What to do: Extract the full set of records, then give each one again exactly.

Given data:
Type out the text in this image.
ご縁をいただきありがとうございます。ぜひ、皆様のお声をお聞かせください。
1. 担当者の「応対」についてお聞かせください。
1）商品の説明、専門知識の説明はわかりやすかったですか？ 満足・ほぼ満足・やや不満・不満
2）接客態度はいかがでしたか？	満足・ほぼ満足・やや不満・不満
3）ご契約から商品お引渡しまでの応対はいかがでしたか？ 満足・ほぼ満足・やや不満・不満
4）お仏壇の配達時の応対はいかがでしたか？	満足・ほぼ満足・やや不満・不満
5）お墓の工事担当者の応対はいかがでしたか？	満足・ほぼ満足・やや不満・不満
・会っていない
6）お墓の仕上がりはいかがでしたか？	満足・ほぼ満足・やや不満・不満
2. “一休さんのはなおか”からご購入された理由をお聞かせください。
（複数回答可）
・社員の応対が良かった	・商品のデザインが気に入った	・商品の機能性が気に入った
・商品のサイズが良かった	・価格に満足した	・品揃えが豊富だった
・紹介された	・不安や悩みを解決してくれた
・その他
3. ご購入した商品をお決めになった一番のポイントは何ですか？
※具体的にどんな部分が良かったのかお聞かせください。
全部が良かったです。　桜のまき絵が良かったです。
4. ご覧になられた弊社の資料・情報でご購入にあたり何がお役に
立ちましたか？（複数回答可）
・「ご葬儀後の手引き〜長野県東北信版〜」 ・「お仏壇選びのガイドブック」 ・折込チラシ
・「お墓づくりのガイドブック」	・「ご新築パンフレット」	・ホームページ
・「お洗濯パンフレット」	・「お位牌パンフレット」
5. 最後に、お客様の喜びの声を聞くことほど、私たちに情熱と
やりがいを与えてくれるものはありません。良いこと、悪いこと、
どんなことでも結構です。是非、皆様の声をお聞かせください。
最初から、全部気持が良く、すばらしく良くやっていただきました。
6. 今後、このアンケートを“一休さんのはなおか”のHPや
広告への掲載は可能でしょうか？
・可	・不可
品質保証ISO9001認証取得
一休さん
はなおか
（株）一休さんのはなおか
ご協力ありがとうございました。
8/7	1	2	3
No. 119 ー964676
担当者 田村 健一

Solved exercise:
Type out the text in this image.
ご縁をいただきありがとうございます。ぜひ、皆様のお声をお聞かせください。
1. 担当者の「応対」についてお聞かせください。
1）商品の説明、専門知識の説明はわかりやすかったですか？ 満足・ほぼ満足・やや不満・不満
2）接客態度はいかがでしたか？	満足・ほぼ満足・やや不満・不満
3）ご契約から商品お引渡しまでの応対はいかがでしたか？ 満足・ほぼ満足・やや不満・不満
4）お仏壇の配達時の応対はいかがでしたか？	満足・ほぼ満足・やや不満・不満
5）お墓の工事担当者の応対はいかがでしたか？	満足・ほぼ満足・やや不満・不満
・会っていない
6）お墓の仕上がりはいかがでしたか？	満足・ほぼ満足・やや不満・不満
2. “一休さんのはなおか”からご購入された理由をお聞かせください。
（複数回答可）
・社員の応対が良かった	・商品のデザインが気に入った	・商品の機能性が気に入った
・商品のサイズが良かった	・価格に満足した	・品揃えが豊富だった
・紹介された	・不安や悩みを解決してくれた
・その他
3. ご購入した商品をお決めになった一番のポイントは何ですか？
※具体的にどんな部分が良かったのかお聞かせください。
全部が良かったです。　桜のまき絵が良かったです。
4. ご覧になられた弊社の資料・情報でご購入にあたり何がお役に
立ちましたか？（複数回答可）
・「ご葬儀後の手引き〜長野県東北信版〜」 ・「お仏壇選びのガイドブック」 ・折込チラシ
・「お墓づくりのガイドブック」	・「ご新築パンフレット」	・ホームページ
・「お洗濯パンフレット」	・「お位牌パンフレット」
5. 最後に、お客様の喜びの声を聞くことほど、私たちに情熱と
やりがいを与えてくれるものはありません。良いこと、悪いこと、
どんなことでも結構です。是非、皆様の声をお聞かせください。
最初から、全部気持が良く、すばらしく良くやっていただきました。
6. 今後、このアンケートを“一休さんのはなおか”のHPや
広告への掲載は可能でしょうか？
・可	・不可
品質保証ISO9001認証取得
一休さん
はなおか
（株）一休さんのはなおか
ご協力ありがとうございました。
8/7	1	2	3
No. 119 ー964676
担当者 田村 健一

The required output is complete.